## DIRECTIONS FOR THIS TASK
Find each line with the word "Drogen" and copy it.

## LISTED RECORDS

---

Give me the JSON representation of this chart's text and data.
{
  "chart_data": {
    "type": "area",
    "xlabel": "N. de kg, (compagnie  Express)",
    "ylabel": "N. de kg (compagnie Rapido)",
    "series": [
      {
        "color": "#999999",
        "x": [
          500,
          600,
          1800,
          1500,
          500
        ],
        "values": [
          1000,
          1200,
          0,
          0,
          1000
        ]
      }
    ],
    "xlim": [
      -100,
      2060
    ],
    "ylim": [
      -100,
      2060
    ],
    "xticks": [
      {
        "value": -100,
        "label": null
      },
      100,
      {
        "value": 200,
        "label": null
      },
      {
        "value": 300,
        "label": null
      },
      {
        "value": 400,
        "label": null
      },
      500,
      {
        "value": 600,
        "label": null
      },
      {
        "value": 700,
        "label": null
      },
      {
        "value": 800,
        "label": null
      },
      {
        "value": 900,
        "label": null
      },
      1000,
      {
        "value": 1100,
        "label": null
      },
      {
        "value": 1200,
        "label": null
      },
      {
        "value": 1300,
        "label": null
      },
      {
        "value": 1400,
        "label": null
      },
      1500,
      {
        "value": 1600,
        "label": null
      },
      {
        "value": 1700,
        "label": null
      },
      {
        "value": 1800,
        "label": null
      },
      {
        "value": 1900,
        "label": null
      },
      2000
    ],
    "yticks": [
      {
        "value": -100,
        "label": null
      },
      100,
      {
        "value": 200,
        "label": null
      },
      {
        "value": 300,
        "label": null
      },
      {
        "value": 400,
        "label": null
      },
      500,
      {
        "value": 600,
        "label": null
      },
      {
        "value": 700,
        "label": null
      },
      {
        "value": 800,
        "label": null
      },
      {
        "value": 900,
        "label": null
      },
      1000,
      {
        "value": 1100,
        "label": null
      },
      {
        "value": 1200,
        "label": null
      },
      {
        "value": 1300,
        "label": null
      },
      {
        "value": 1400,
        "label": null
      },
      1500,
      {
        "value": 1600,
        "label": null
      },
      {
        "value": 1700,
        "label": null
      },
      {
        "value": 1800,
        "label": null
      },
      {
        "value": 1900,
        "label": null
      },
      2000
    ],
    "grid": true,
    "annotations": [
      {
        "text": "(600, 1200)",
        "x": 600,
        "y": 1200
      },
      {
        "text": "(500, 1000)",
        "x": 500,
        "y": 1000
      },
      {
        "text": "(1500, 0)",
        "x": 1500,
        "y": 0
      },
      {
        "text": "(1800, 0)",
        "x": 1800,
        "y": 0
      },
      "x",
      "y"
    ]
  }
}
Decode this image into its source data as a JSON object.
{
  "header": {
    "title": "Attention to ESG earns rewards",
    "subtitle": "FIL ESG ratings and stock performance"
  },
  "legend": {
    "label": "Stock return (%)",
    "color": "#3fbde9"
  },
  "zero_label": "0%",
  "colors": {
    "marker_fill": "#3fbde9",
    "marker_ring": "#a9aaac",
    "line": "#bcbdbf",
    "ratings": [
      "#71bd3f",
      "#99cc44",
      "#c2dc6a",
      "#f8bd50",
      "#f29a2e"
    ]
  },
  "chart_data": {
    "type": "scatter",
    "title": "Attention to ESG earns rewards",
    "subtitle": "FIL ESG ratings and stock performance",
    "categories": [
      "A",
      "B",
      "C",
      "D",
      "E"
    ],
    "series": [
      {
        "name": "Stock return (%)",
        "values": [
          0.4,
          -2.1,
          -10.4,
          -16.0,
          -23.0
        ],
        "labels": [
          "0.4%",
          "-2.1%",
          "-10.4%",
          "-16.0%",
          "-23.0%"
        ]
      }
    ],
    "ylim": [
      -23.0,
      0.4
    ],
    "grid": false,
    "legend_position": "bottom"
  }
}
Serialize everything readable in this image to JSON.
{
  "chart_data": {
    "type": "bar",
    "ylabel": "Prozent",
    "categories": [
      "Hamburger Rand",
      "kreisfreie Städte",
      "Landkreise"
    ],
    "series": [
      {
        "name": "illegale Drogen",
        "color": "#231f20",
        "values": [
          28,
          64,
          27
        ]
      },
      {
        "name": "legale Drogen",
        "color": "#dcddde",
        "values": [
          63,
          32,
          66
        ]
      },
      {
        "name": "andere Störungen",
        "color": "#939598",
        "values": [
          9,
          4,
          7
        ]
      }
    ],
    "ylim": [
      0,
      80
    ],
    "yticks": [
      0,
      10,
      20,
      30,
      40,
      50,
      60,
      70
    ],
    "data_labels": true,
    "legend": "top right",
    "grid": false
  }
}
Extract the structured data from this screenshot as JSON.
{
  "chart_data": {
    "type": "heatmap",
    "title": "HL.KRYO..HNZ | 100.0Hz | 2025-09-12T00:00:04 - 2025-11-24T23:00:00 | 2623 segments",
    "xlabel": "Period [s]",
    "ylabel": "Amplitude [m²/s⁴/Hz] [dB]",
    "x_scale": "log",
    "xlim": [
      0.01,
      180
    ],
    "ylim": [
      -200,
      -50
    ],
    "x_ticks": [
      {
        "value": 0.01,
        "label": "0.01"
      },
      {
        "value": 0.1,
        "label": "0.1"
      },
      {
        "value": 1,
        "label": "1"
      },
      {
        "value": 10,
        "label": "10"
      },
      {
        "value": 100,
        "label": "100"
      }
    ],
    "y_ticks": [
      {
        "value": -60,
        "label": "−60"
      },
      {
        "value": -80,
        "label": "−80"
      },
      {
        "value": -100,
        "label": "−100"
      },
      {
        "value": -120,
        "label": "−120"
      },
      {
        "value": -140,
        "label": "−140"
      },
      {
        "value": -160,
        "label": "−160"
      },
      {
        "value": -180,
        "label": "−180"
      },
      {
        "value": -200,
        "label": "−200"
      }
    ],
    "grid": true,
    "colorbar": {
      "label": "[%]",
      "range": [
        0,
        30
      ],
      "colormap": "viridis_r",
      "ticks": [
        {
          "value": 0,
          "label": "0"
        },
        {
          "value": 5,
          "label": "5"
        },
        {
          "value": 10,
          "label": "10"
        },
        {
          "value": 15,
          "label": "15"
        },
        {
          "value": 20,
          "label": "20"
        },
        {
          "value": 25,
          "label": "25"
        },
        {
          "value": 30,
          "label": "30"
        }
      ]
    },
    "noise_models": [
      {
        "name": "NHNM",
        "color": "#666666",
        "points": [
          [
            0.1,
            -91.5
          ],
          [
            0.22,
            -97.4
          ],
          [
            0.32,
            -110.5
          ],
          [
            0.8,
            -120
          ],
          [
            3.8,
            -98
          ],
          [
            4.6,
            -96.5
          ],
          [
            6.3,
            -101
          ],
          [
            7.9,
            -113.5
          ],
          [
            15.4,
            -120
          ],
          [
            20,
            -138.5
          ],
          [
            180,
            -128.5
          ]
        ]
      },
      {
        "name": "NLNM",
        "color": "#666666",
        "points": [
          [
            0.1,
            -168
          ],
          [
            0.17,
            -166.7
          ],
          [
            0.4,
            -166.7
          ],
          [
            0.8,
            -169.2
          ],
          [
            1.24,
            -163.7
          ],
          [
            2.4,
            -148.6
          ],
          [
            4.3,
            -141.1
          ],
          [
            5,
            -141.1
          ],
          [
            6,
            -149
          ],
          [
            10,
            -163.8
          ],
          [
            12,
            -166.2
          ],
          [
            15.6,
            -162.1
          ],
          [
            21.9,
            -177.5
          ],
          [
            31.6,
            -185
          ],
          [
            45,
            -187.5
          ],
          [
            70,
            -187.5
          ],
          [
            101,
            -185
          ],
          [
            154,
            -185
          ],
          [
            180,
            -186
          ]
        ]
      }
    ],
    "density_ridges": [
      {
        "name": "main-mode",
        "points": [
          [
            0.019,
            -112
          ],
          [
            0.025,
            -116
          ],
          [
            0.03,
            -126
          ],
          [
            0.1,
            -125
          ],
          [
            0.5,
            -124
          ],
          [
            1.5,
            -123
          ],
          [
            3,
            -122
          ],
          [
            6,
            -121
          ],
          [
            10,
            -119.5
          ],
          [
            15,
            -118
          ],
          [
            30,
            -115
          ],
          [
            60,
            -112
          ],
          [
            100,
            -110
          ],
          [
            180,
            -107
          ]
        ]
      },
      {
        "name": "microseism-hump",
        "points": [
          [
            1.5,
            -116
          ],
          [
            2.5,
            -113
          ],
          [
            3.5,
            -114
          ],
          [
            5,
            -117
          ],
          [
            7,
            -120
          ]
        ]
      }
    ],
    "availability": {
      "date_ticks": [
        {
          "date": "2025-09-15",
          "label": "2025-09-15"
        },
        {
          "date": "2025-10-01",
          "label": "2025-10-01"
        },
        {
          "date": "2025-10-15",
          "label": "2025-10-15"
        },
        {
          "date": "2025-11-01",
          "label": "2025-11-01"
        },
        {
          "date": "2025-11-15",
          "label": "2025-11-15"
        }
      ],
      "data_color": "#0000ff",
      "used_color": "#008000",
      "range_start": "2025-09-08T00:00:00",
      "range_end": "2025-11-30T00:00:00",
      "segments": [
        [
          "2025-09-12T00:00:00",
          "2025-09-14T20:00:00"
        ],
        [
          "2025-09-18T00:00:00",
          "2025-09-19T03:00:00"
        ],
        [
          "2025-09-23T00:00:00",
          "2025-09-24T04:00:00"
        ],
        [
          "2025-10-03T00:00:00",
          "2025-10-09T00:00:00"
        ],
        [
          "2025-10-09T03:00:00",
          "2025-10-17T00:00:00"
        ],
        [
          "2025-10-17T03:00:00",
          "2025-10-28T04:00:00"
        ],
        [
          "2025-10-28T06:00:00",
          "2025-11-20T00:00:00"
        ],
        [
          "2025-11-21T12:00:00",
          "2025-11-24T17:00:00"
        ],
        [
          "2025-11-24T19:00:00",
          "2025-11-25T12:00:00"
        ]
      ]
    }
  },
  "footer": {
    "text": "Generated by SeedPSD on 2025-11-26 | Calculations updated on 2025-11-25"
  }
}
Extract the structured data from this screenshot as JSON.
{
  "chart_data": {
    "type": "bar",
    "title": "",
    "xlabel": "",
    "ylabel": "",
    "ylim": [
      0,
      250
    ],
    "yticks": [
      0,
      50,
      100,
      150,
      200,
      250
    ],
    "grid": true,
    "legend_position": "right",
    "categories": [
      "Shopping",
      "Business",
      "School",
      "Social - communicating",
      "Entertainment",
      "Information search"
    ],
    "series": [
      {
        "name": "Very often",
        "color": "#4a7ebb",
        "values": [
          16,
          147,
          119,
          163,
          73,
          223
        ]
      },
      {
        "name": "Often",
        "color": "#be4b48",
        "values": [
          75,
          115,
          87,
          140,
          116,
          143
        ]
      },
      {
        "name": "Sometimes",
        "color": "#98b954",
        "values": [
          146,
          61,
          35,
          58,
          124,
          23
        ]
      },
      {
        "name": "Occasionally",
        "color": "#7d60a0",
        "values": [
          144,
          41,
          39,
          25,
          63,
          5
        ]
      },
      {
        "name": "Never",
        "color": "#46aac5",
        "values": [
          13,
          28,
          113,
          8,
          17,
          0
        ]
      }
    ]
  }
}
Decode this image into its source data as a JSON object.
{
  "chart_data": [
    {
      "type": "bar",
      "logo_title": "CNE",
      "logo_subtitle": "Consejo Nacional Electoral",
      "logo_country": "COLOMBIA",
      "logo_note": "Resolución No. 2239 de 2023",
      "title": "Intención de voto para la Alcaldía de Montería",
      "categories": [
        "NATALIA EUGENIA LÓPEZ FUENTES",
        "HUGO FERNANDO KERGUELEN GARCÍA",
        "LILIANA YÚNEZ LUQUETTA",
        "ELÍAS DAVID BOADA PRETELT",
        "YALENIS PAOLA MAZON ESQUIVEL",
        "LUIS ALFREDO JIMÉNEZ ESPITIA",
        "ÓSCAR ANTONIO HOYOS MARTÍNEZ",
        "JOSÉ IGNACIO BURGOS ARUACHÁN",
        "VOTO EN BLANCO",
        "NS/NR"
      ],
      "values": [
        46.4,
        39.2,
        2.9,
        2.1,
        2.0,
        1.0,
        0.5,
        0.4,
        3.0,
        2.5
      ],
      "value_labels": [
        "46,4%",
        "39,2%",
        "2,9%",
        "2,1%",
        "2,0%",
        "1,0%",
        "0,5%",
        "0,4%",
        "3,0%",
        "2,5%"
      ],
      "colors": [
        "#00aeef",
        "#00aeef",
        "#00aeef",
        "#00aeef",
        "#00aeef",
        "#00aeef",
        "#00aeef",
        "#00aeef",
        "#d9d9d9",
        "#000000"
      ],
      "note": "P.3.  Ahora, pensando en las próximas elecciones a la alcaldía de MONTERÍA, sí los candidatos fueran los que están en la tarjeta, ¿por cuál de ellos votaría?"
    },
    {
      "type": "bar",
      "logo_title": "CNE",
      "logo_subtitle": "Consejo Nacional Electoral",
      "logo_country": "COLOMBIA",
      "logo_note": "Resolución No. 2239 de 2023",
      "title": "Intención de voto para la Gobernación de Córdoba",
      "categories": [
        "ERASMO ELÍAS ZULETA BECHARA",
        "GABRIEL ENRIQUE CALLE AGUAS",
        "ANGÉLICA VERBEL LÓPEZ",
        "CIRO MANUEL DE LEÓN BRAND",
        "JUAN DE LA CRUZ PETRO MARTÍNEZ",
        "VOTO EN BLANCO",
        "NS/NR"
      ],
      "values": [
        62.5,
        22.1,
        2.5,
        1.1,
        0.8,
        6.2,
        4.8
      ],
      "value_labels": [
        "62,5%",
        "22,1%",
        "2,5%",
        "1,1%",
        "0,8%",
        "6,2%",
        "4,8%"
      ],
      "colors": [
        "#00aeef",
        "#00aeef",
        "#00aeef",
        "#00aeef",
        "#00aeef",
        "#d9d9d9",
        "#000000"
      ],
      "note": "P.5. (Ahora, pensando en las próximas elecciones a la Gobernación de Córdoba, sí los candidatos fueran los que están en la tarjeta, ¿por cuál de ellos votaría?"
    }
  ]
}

---

## EXPECTED OUTPUT
        "name": "illegale Drogen",
        "name": "legale Drogen",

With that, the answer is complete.